_WHAT TO DO_. Word for word, copy all the data and drop the pictures.

_THE RECORDS_.
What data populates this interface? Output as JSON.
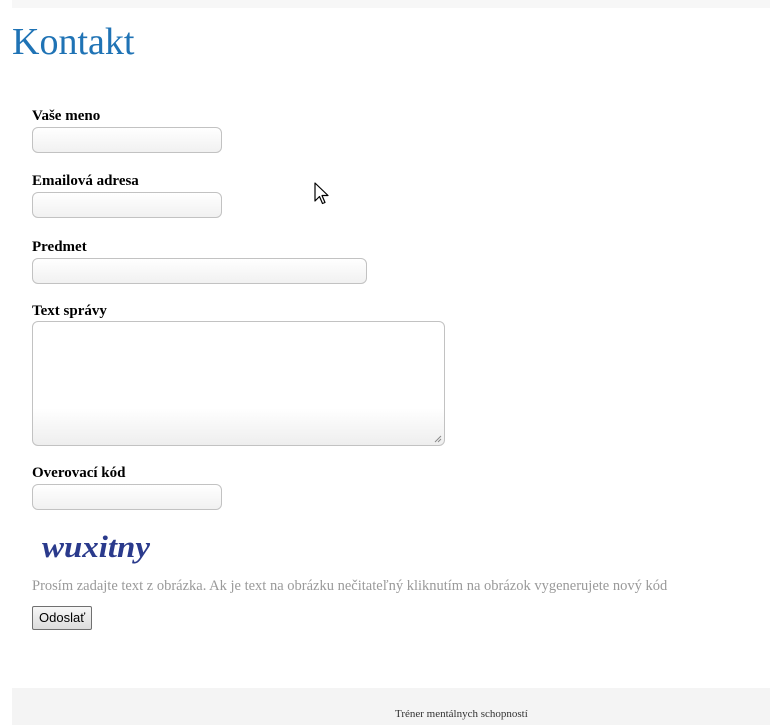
{
  "page": {
    "title": "Kontakt"
  },
  "form": {
    "name_label": "Vaše meno",
    "name_value": "",
    "email_label": "Emailová adresa",
    "email_value": "",
    "subject_label": "Predmet",
    "subject_value": "",
    "message_label": "Text správy",
    "message_value": "",
    "captcha_label": "Overovací kód",
    "captcha_value": "",
    "captcha_image_text": "wuxitny",
    "captcha_hint": "Prosím zadajte text z obrázka. Ak je text na obrázku nečitateľný kliknutím na obrázok vygenerujete nový kód",
    "submit_label": "Odoslať"
  },
  "footer": {
    "text": "Tréner mentálnych schopností"
  },
  "colors": {
    "title": "#1f73b5",
    "captcha": "#2a3a8c",
    "hint": "#9a9a9a"
  }
}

_EXPECTED OUTPUT_.
What data populates this interface? Output as JSON.
{
  "page": {
    "title": "Kontakt"
  },
  "form": {
    "name_label": "Vaše meno",
    "name_value": "",
    "email_label": "Emailová adresa",
    "email_value": "",
    "subject_label": "Predmet",
    "subject_value": "",
    "message_label": "Text správy",
    "message_value": "",
    "captcha_label": "Overovací kód",
    "captcha_value": "",
    "captcha_image_text": "wuxitny",
    "captcha_hint": "Prosím zadajte text z obrázka. Ak je text na obrázku nečitateľný kliknutím na obrázok vygenerujete nový kód",
    "submit_label": "Odoslať"
  },
  "footer": {
    "text": "Tréner mentálnych schopností"
  },
  "colors": {
    "title": "#1f73b5",
    "captcha": "#2a3a8c",
    "hint": "#9a9a9a"
  }
}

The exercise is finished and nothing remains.